- The problem:
Transcribe every line exactly and omit anything that is a picture.

-- Begin Supplied data --

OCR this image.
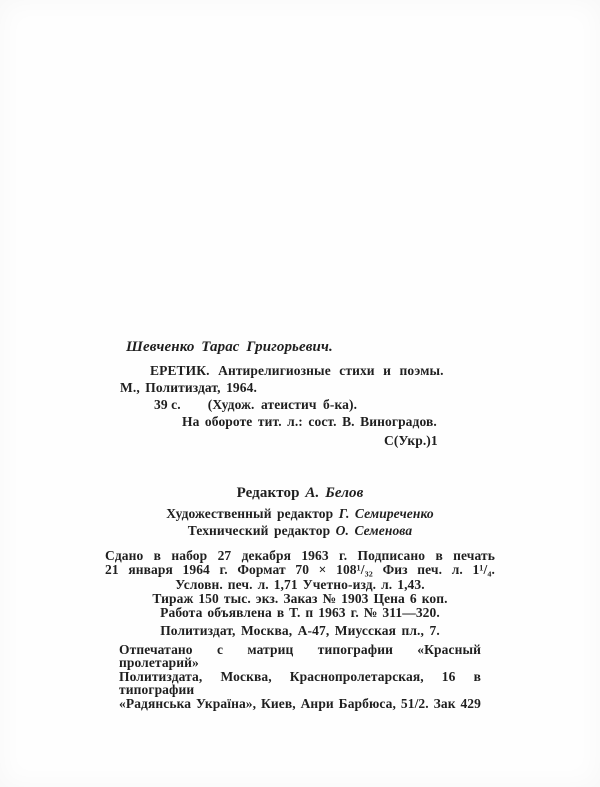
Шевченко Тарас Григорьевич.
ЕРЕТИК. Антирелигиозные стихи и поэмы.
М., Политиздат, 1964.
39 с. (Худож. атеистич б-ка).
На обороте тит. л.: сост. В. Виноградов.
С(Укр.)1
Редактор А. Белов
Художественный редактор Г. Семиреченко
Технический редактор О. Семенова
Сдано в набор 27 декабря 1963 г. Подписано в печать
21 января 1964 г. Формат 70 × 108¹/₃₂ Физ печ. л. 1¹/₄.
Условн. печ. л. 1,71 Учетно-изд. л. 1,43.
Тираж 150 тыс. экз. Заказ № 1903 Цена 6 коп.
Работа объявлена в Т. п 1963 г. № 311—320.
Политиздат, Москва, А-47, Миусская пл., 7.
Отпечатано с матриц типографии «Красный пролетарий»
Политиздата, Москва, Краснопролетарская, 16 в типографии
«Радянська Україна», Киев, Анри Барбюса, 51/2. Зак 429
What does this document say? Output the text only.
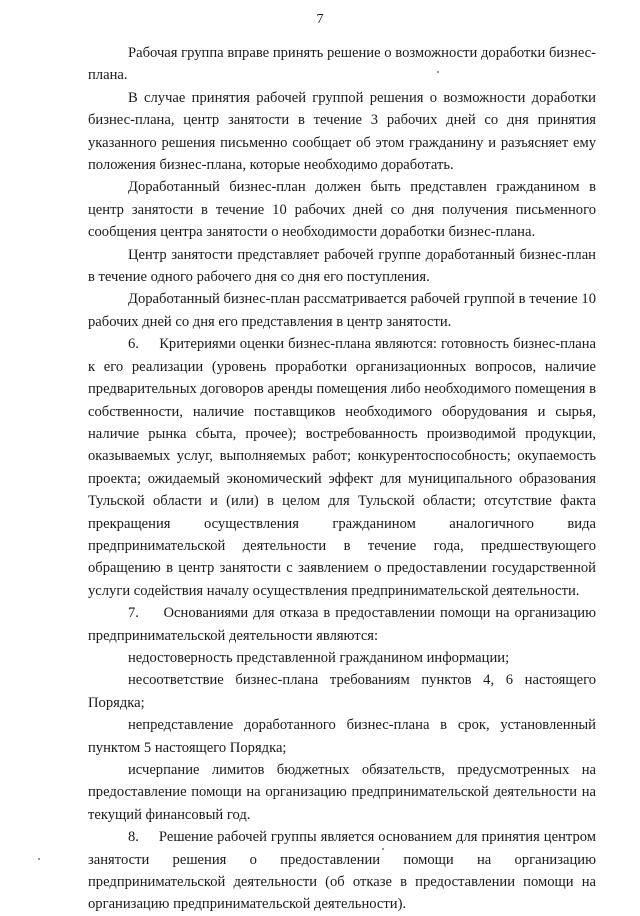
7

Рабочая группа вправе принять решение о возможности доработки бизнес-плана.

В случае принятия рабочей группой решения о возможности доработки бизнес-плана, центр занятости в течение 3 рабочих дней со дня принятия указанного решения письменно сообщает об этом гражданину и разъясняет ему положения бизнес-плана, которые необходимо доработать.

Доработанный бизнес-план должен быть представлен гражданином в центр занятости в течение 10 рабочих дней со дня получения письменного сообщения центра занятости о необходимости доработки бизнес-плана.

Центр занятости представляет рабочей группе доработанный бизнес-план в течение одного рабочего дня со дня его поступления.

Доработанный бизнес-план рассматривается рабочей группой в течение 10 рабочих дней со дня его представления в центр занятости.

6.     Критериями оценки бизнес-плана являются: готовность бизнес-плана к его реализации (уровень проработки организационных вопросов, наличие предварительных договоров аренды помещения либо необходимого помещения в собственности, наличие поставщиков необходимого оборудования и сырья, наличие рынка сбыта, прочее); востребованность производимой продукции, оказываемых услуг, выполняемых работ; конкурентоспособность; окупаемость проекта; ожидаемый экономический эффект для муниципального образования Тульской области и (или) в целом для Тульской области; отсутствие факта прекращения осуществления гражданином аналогичного вида предпринимательской деятельности в течение года, предшествующего обращению в центр занятости с заявлением о предоставлении государственной услуги содействия началу осуществления предпринимательской деятельности.

7.     Основаниями для отказа в предоставлении помощи на организацию предпринимательской деятельности являются:

недостоверность представленной гражданином информации;

несоответствие бизнес-плана требованиям пунктов 4, 6 настоящего Порядка;

непредставление доработанного бизнес-плана в срок, установленный пунктом 5 настоящего Порядка;

исчерпание лимитов бюджетных обязательств, предусмотренных на предоставление помощи на организацию предпринимательской деятельности на текущий финансовый год.

8.     Решение рабочей группы является основанием для принятия центром занятости решения о предоставлении помощи на организацию предпринимательской деятельности (об отказе в предоставлении помощи на организацию предпринимательской деятельности).
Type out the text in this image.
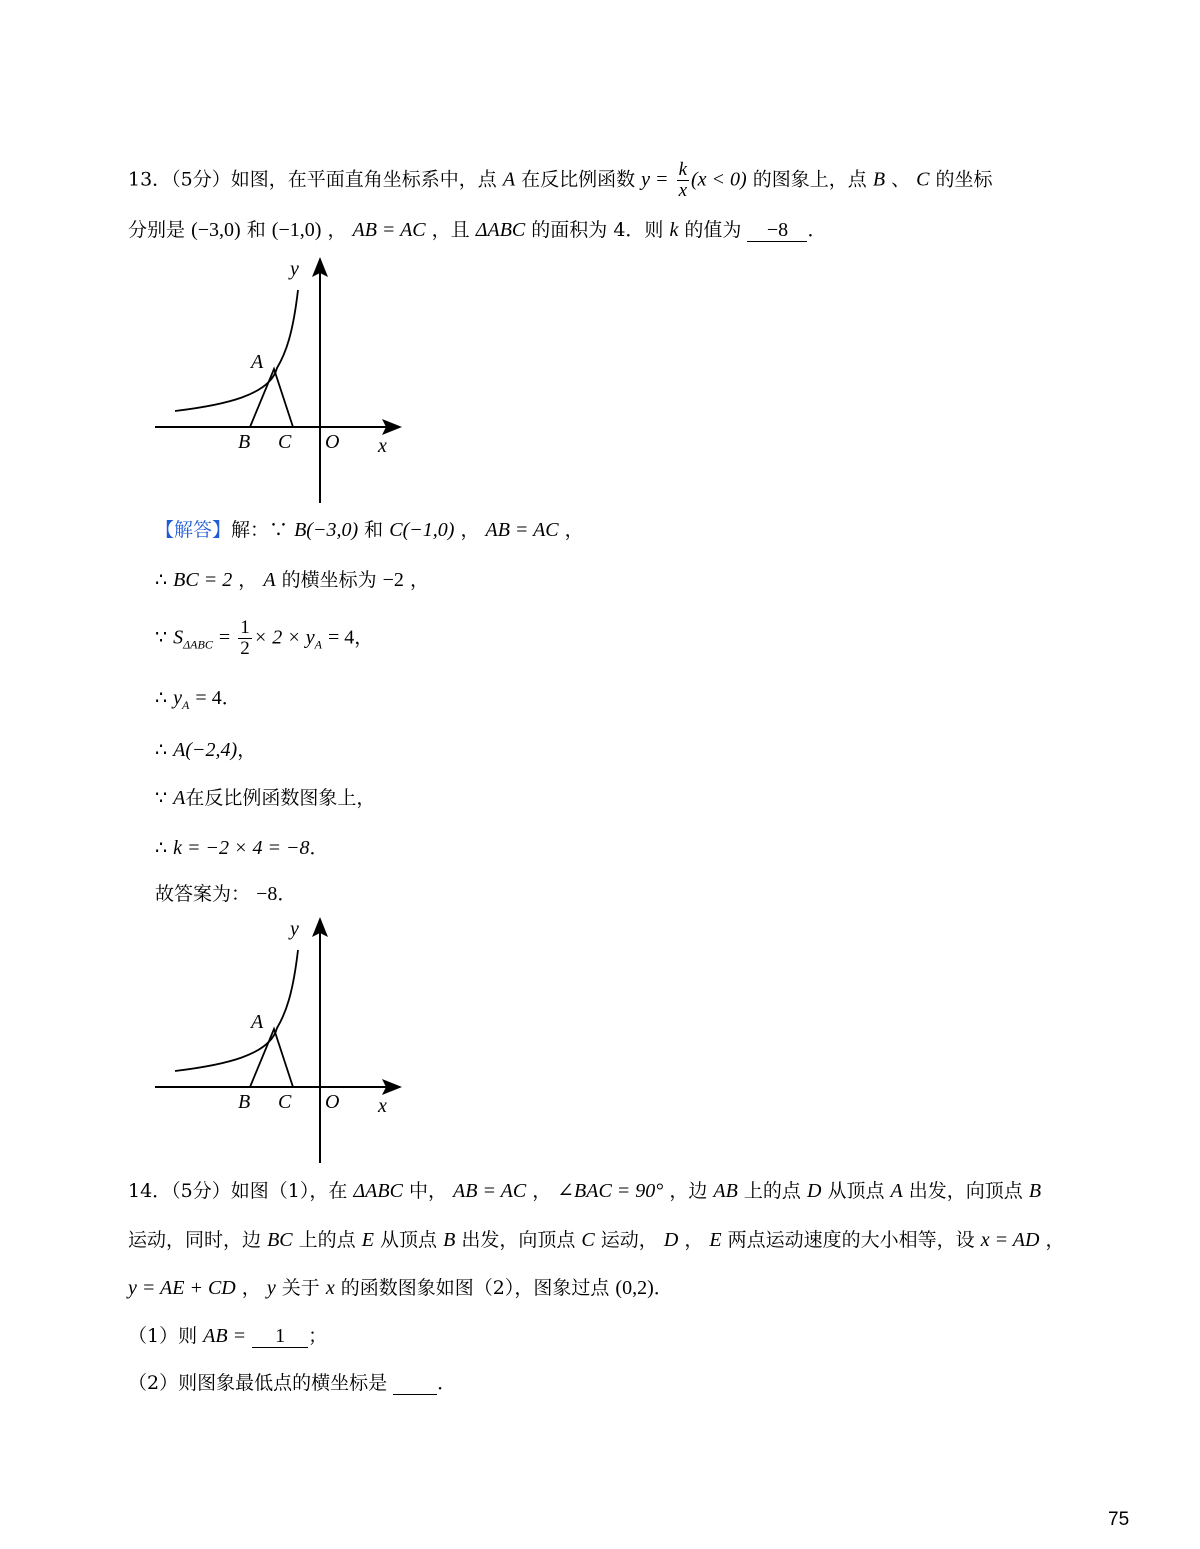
13．（5分）如图，在平面直角坐标系中，点 A 在反比例函数 $y = \frac{k}{x} (x < 0)$ 的图象上，点 B 、 C 的坐标
分别是 (−3,0) 和 (−1,0) ， AB = AC ，且 ΔABC 的面积为 4．则 k 的值为 −8 ．
y
x
O
A
B C
【解答】解：∵ B(−3,0) 和 C(−1,0) ， AB = AC ，
∴ BC = 2 ， A 的横坐标为 −2 ，
∵ $S_{\Delta ABC} = \frac{1}{2} \times 2 \times y_A = 4$，
∴ $y_A = 4$．
∴ A(−2,4)，
∵ A在反比例函数图象上，
∴ k = −2 × 4 = −8．
故答案为： −8．
y
x
O
A
B C
14．（5分）如图（1），在 ΔABC 中， AB = AC ， ∠BAC = 90° ，边 AB 上的点 D 从顶点 A 出发，向顶点 B
运动，同时，边 BC 上的点 E 从顶点 B 出发，向顶点 C 运动， D ， E 两点运动速度的大小相等，设 x = AD ，
y = AE + CD ， y 关于 x 的函数图象如图（2），图象过点 (0,2)．
（1）则 AB = 1 ；
（2）则图象最低点的横坐标是	．
75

-- End Supplied data --

- Result below:
OCR this image.
Шевченко Тарас Григорьевич.
ЕРЕТИК. Антирелигиозные стихи и поэмы.
М., Политиздат, 1964.
39 с. (Худож. атеистич б-ка).
На обороте тит. л.: сост. В. Виноградов.
С(Укр.)1
Редактор А. Белов
Художественный редактор Г. Семиреченко
Технический редактор О. Семенова
Сдано в набор 27 декабря 1963 г. Подписано в печать
21 января 1964 г. Формат 70 × 108¹/₃₂ Физ печ. л. 1¹/₄.
Условн. печ. л. 1,71 Учетно-изд. л. 1,43.
Тираж 150 тыс. экз. Заказ № 1903 Цена 6 коп.
Работа объявлена в Т. п 1963 г. № 311—320.
Политиздат, Москва, А-47, Миусская пл., 7.
Отпечатано с матриц типографии «Красный пролетарий»
Политиздата, Москва, Краснопролетарская, 16 в типографии
«Радянська Україна», Киев, Анри Барбюса, 51/2. Зак 429
What does this document say? Output the text only.
7

Рабочая группа вправе принять решение о возможности доработки бизнес-плана.

В случае принятия рабочей группой решения о возможности доработки бизнес-плана, центр занятости в течение 3 рабочих дней со дня принятия указанного решения письменно сообщает об этом гражданину и разъясняет ему положения бизнес-плана, которые необходимо доработать.

Доработанный бизнес-план должен быть представлен гражданином в центр занятости в течение 10 рабочих дней со дня получения письменного сообщения центра занятости о необходимости доработки бизнес-плана.

Центр занятости представляет рабочей группе доработанный бизнес-план в течение одного рабочего дня со дня его поступления.

Доработанный бизнес-план рассматривается рабочей группой в течение 10 рабочих дней со дня его представления в центр занятости.

6.     Критериями оценки бизнес-плана являются: готовность бизнес-плана к его реализации (уровень проработки организационных вопросов, наличие предварительных договоров аренды помещения либо необходимого помещения в собственности, наличие поставщиков необходимого оборудования и сырья, наличие рынка сбыта, прочее); востребованность производимой продукции, оказываемых услуг, выполняемых работ; конкурентоспособность; окупаемость проекта; ожидаемый экономический эффект для муниципального образования Тульской области и (или) в целом для Тульской области; отсутствие факта прекращения осуществления гражданином аналогичного вида предпринимательской деятельности в течение года, предшествующего обращению в центр занятости с заявлением о предоставлении государственной услуги содействия началу осуществления предпринимательской деятельности.

7.     Основаниями для отказа в предоставлении помощи на организацию предпринимательской деятельности являются:

недостоверность представленной гражданином информации;

несоответствие бизнес-плана требованиям пунктов 4, 6 настоящего Порядка;

непредставление доработанного бизнес-плана в срок, установленный пунктом 5 настоящего Порядка;

исчерпание лимитов бюджетных обязательств, предусмотренных на предоставление помощи на организацию предпринимательской деятельности на текущий финансовый год.

8.     Решение рабочей группы является основанием для принятия центром занятости решения о предоставлении помощи на организацию предпринимательской деятельности (об отказе в предоставлении помощи на организацию предпринимательской деятельности).
Type out the text in this image.
13．（5分）如图，在平面直角坐标系中，点 A 在反比例函数 $y = \frac{k}{x} (x < 0)$ 的图象上，点 B 、 C 的坐标
分别是 (−3,0) 和 (−1,0) ， AB = AC ，且 ΔABC 的面积为 4．则 k 的值为 −8 ．
y
x
O
A
B C
【解答】解：∵ B(−3,0) 和 C(−1,0) ， AB = AC ，
∴ BC = 2 ， A 的横坐标为 −2 ，
∵ $S_{\Delta ABC} = \frac{1}{2} \times 2 \times y_A = 4$，
∴ $y_A = 4$．
∴ A(−2,4)，
∵ A在反比例函数图象上，
∴ k = −2 × 4 = −8．
故答案为： −8．
y
x
O
A
B C
14．（5分）如图（1），在 ΔABC 中， AB = AC ， ∠BAC = 90° ，边 AB 上的点 D 从顶点 A 出发，向顶点 B
运动，同时，边 BC 上的点 E 从顶点 B 出发，向顶点 C 运动， D ， E 两点运动速度的大小相等，设 x = AD ，
y = AE + CD ， y 关于 x 的函数图象如图（2），图象过点 (0,2)．
（1）则 AB = 1 ；
（2）则图象最低点的横坐标是	．
75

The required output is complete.